### What to produce
All of the material below is to be repeated exactly.

**********

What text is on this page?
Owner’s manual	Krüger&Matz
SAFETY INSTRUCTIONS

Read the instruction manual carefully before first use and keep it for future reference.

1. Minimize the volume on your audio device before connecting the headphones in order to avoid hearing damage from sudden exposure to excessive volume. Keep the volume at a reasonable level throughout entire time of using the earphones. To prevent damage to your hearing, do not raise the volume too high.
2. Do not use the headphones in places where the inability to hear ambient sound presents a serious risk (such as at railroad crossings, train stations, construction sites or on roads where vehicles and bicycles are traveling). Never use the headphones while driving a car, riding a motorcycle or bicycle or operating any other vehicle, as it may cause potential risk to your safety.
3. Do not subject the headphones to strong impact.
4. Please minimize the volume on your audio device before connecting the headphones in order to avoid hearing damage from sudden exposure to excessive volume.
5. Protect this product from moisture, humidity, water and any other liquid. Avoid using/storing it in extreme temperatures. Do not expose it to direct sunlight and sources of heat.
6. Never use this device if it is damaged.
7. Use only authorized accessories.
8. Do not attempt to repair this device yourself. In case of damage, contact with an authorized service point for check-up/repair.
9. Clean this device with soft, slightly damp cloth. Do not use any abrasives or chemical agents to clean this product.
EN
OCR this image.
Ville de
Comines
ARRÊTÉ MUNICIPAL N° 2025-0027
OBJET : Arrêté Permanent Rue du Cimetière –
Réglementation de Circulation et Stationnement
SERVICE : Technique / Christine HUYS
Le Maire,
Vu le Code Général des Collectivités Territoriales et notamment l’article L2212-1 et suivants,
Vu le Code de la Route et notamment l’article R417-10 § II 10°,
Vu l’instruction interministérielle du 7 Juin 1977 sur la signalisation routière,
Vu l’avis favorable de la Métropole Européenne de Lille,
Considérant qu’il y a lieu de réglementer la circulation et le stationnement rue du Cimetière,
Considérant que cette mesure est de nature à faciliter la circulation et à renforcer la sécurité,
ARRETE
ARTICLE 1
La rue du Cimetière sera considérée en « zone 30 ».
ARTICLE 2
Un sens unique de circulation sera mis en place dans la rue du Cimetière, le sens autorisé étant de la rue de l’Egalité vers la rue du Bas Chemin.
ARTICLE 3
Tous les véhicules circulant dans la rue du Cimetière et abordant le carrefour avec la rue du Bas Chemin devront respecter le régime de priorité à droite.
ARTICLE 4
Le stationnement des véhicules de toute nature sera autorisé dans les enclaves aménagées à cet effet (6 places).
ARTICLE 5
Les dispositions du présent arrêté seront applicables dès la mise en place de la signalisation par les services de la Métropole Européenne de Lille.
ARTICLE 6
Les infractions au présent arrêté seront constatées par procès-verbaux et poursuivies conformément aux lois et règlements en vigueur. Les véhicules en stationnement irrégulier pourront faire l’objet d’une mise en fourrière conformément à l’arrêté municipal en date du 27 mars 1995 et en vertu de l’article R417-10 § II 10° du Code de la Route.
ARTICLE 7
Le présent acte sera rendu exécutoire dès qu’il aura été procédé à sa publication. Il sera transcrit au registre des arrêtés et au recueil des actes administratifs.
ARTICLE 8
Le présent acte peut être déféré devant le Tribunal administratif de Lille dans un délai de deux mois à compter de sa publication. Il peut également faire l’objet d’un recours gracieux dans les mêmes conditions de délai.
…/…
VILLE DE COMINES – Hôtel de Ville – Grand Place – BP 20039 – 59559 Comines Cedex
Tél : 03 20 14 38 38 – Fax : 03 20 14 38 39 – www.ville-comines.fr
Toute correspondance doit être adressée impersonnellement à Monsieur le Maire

**********

### Result of the task
What text is on this page?
Owner’s manual	Krüger&Matz
SAFETY INSTRUCTIONS

Read the instruction manual carefully before first use and keep it for future reference.

1. Minimize the volume on your audio device before connecting the headphones in order to avoid hearing damage from sudden exposure to excessive volume. Keep the volume at a reasonable level throughout entire time of using the earphones. To prevent damage to your hearing, do not raise the volume too high.
2. Do not use the headphones in places where the inability to hear ambient sound presents a serious risk (such as at railroad crossings, train stations, construction sites or on roads where vehicles and bicycles are traveling). Never use the headphones while driving a car, riding a motorcycle or bicycle or operating any other vehicle, as it may cause potential risk to your safety.
3. Do not subject the headphones to strong impact.
4. Please minimize the volume on your audio device before connecting the headphones in order to avoid hearing damage from sudden exposure to excessive volume.
5. Protect this product from moisture, humidity, water and any other liquid. Avoid using/storing it in extreme temperatures. Do not expose it to direct sunlight and sources of heat.
6. Never use this device if it is damaged.
7. Use only authorized accessories.
8. Do not attempt to repair this device yourself. In case of damage, contact with an authorized service point for check-up/repair.
9. Clean this device with soft, slightly damp cloth. Do not use any abrasives or chemical agents to clean this product.
EN
OCR this image.
Ville de
Comines
ARRÊTÉ MUNICIPAL N° 2025-0027
OBJET : Arrêté Permanent Rue du Cimetière –
Réglementation de Circulation et Stationnement
SERVICE : Technique / Christine HUYS
Le Maire,
Vu le Code Général des Collectivités Territoriales et notamment l’article L2212-1 et suivants,
Vu le Code de la Route et notamment l’article R417-10 § II 10°,
Vu l’instruction interministérielle du 7 Juin 1977 sur la signalisation routière,
Vu l’avis favorable de la Métropole Européenne de Lille,
Considérant qu’il y a lieu de réglementer la circulation et le stationnement rue du Cimetière,
Considérant que cette mesure est de nature à faciliter la circulation et à renforcer la sécurité,
ARRETE
ARTICLE 1
La rue du Cimetière sera considérée en « zone 30 ».
ARTICLE 2
Un sens unique de circulation sera mis en place dans la rue du Cimetière, le sens autorisé étant de la rue de l’Egalité vers la rue du Bas Chemin.
ARTICLE 3
Tous les véhicules circulant dans la rue du Cimetière et abordant le carrefour avec la rue du Bas Chemin devront respecter le régime de priorité à droite.
ARTICLE 4
Le stationnement des véhicules de toute nature sera autorisé dans les enclaves aménagées à cet effet (6 places).
ARTICLE 5
Les dispositions du présent arrêté seront applicables dès la mise en place de la signalisation par les services de la Métropole Européenne de Lille.
ARTICLE 6
Les infractions au présent arrêté seront constatées par procès-verbaux et poursuivies conformément aux lois et règlements en vigueur. Les véhicules en stationnement irrégulier pourront faire l’objet d’une mise en fourrière conformément à l’arrêté municipal en date du 27 mars 1995 et en vertu de l’article R417-10 § II 10° du Code de la Route.
ARTICLE 7
Le présent acte sera rendu exécutoire dès qu’il aura été procédé à sa publication. Il sera transcrit au registre des arrêtés et au recueil des actes administratifs.
ARTICLE 8
Le présent acte peut être déféré devant le Tribunal administratif de Lille dans un délai de deux mois à compter de sa publication. Il peut également faire l’objet d’un recours gracieux dans les mêmes conditions de délai.
…/…
VILLE DE COMINES – Hôtel de Ville – Grand Place – BP 20039 – 59559 Comines Cedex
Tél : 03 20 14 38 38 – Fax : 03 20 14 38 39 – www.ville-comines.fr
Toute correspondance doit être adressée impersonnellement à Monsieur le Maire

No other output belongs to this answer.